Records
--------------------------------
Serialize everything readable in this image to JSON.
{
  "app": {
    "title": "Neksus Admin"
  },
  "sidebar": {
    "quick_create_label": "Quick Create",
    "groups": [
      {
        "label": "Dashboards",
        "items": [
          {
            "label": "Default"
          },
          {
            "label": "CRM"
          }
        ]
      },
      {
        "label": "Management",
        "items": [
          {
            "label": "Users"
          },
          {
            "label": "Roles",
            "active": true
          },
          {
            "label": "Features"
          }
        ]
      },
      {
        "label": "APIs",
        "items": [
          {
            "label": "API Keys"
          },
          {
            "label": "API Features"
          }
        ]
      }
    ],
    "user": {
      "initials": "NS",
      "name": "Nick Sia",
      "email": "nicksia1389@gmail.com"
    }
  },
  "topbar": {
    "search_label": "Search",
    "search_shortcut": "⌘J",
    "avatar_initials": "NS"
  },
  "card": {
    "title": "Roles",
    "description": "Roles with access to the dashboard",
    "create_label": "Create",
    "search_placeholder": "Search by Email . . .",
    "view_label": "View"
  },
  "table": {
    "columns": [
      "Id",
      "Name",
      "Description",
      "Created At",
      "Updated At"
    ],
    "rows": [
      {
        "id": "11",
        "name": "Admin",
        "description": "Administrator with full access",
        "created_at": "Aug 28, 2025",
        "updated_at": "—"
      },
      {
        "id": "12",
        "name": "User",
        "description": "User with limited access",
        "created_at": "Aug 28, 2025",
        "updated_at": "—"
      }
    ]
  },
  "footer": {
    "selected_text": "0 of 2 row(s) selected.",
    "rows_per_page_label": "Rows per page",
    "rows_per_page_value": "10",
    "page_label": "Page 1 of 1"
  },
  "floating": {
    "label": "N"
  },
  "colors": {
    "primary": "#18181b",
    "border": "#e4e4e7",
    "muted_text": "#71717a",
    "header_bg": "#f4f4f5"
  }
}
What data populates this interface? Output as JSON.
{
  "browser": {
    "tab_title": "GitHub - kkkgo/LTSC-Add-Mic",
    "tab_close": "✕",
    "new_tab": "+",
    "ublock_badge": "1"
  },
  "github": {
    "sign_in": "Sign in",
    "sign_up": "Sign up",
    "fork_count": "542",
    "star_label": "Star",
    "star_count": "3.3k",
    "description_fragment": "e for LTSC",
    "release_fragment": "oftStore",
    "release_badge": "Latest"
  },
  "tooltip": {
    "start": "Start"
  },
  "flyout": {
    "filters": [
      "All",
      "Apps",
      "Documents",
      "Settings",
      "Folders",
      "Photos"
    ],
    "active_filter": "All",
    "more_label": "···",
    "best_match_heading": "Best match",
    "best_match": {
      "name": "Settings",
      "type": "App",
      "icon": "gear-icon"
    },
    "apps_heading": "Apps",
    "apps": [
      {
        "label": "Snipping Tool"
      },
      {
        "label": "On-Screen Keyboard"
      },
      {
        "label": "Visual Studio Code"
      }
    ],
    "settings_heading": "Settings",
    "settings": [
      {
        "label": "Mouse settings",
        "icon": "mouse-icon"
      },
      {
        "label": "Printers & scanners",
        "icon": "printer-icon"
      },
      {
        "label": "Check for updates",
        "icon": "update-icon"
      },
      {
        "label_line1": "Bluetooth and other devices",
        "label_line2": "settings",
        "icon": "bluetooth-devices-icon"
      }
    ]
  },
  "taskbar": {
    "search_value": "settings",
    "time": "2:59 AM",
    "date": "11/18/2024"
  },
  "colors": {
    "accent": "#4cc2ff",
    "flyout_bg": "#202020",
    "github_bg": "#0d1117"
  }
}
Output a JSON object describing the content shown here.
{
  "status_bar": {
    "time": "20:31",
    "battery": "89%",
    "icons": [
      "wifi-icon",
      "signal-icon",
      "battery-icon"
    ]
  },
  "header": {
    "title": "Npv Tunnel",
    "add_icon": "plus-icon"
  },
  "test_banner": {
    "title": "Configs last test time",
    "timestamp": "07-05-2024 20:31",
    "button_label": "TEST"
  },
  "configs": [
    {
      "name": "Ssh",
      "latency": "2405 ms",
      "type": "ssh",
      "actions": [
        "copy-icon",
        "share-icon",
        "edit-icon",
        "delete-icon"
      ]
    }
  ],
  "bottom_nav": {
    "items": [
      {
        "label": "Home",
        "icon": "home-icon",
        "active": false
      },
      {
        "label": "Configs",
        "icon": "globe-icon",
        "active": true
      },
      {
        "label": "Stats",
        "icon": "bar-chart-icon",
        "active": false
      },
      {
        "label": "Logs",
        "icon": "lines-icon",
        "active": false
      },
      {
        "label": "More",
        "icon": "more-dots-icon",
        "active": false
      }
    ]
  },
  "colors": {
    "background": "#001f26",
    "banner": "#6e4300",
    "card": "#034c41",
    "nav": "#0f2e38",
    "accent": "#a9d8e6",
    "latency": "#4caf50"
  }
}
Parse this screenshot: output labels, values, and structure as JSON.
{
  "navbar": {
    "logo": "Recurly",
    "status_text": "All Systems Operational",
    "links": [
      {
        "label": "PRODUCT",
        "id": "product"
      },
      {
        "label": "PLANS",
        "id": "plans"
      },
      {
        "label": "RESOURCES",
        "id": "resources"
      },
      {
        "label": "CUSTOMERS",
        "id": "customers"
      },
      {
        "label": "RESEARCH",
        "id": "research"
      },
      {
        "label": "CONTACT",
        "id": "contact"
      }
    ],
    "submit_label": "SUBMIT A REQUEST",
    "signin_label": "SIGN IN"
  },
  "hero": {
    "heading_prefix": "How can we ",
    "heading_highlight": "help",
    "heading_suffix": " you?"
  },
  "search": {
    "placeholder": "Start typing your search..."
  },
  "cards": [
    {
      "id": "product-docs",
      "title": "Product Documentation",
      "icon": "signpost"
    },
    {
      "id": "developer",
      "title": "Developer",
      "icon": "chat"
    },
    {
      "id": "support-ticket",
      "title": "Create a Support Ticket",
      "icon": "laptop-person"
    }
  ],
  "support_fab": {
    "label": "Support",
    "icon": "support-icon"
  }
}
--------------------------------
# [SHORT EXERCISE]
Filter the data for the string "this" and copy every line that has it.

# [CORRECT OUTPUT]
Serialize everything readable in this image to JSON.
What data populates this interface? Output as JSON.
Parse this screenshot: output labels, values, and structure as JSON.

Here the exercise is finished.